━━ SELECTED EXTRACT

Mungo Man’s return reminds us that we need to listen to Indigenous knowledge

One January afternoon in 1974 geologist Jim Bowler was conducting field research, riding his motorbike through the sandy lunettes that surround Lake Mungo in south-western New South Wales. He spotted bones buried in a dry lake bed, exposed by shifting sand dunes.

His discovery of the remains of an Indigenous male, designated Lake Mungo III and later dubbed “Mungo Man,” was to rewrite the history of human occupation of Australia and challenge the ideas that white Australians held toward Aboriginal people and how they lived prior to European colonization.

But in exhuming and relocating the remains, Bowler and his colleague Alan Thorne, an anthropologist, had inflicted great pain on local Indigenous peoples who were never consulted nor asked for permission for the remains to be taken from their lands.

After decades of campaigning, Mungo Man was finally returned to traditional owners in November 2017. He was welcomed back in a moving ceremony of dance and song. Bowler and his family were instrumental in facilitating the repatriation of the remains.

The landscape around Lake Mungo in south-western New South Wales.

The landscape around Lake Mungo in south-western New South Wales.

Image: Bruce Partland

An injustice to traditional owners

Today there are three Indigenous peoples, the Barkantji, Mutthi Mutthi and Ngiyampaa, who are recognized for their traditional association with the Willandra Lakes Region and ancestral connection with the ancient Mungo people. These three tribal groups are actively involved in the management of Mungo National Park and have always protested the removal of Mungo Man from their Country.

The disturbance of the spirit of Mungo Man through the removal of remains has caused great pain to their communities and has been seen as an injustice, one now recognized by the scientific community. According to Barkantji woman Sophia Pearce, whose parents were involved in the process of bringing Mungo Man home, the return was of profound importance and will leave a lasting legacy.

“When I stood in my own Country and considered that Mungo Man’s spirit was finally going to be resting in his own Country too, after forty-two-years of disturbance, it was very moving,” she said.

“He’s contributed enough to the world of science, his spirit needs to rest now.”

According to Pearce, the campaign to return Mungo Man was not just about ownership of the remains. “It’s about being recognized as the first peoples of Mungo. Having our determination in native title [June 2015], and then two years later Mungo Man comes home, it’s like the world is suddenly turning to address the issues of how Aboriginal people were treated in this country, being considered as less than human.”

The significance of Mungo Man

The discovery of Mungo Man stretched the history of Australia back by some 20,000 years. Before his emergence, another set of remains from the same area were also discovered by Bowler, and dubbed “Lake Mungo I” or “Mungo Lady.” They were dated at 20–26,000 years, then the oldest in Australia.

━━━━

**THINGS TO DO**
1. Can you reproduce the part of the article on Mungo Man between "One January afternoon" and "from their lands.", inclusive?
2. How would you sum up the article on Mungo Man in two sentences?
You won't need the material after the article to do this.

━━ EXCERPTED RECORDS

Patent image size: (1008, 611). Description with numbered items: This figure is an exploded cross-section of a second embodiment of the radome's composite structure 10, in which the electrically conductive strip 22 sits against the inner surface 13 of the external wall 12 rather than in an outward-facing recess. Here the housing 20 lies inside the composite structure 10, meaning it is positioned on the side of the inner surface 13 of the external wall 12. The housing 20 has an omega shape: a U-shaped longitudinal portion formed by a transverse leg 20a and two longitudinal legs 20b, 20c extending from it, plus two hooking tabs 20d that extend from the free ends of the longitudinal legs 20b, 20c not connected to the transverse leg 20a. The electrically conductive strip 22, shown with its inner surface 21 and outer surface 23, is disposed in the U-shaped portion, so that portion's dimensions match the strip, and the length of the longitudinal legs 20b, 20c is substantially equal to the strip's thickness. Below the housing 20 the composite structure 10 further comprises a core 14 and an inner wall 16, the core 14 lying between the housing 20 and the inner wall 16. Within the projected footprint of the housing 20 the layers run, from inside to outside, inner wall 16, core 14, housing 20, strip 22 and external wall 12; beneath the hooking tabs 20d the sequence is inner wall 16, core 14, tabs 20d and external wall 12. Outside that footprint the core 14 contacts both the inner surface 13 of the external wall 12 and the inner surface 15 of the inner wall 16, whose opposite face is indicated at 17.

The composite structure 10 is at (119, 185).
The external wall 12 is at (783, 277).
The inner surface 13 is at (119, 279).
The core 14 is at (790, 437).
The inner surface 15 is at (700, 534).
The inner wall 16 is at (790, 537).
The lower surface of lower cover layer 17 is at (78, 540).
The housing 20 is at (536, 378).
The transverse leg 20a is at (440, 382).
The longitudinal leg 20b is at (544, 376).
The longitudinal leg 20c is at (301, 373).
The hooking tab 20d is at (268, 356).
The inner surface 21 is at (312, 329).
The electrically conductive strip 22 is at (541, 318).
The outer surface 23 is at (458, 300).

━━━━

**ANSWERS FOR THE EXERCISE**
1.
One January afternoon in 1974 geologist Jim Bowler was conducting field research, riding his motorbike through the sandy lunettes that surround Lake Mungo in south-western New South Wales. He spotted bones buried in a dry lake bed, exposed by shifting sand dunes.

His discovery of the remains of an Indigenous male, designated Lake Mungo III and later dubbed “Mungo Man,” was to rewrite the history of human occupation of Australia and challenge the ideas that white Australians held toward Aboriginal people and how they lived prior to European colonization.

But in exhuming and relocating the remains, Bowler and his colleague Alan Thorne, an anthropologist, had inflicted great pain on local Indigenous peoples who were never consulted nor asked for permission for the remains to be taken from their lands.

2. In 1974 geologist Jim Bowler found the remains of Mungo Man at Lake Mungo in south-western New South Wales, a discovery that stretched Australia's history back by some 20,000 years, but he and anthropologist Alan Thorne took the remains without consulting local Indigenous peoples or asking their permission. After decades of campaigning, Mungo Man was returned to traditional owners in November 2017, and Barkantji woman Sophia Pearce says the return was about more than ownership: it was about recognition as the first peoples of Mungo.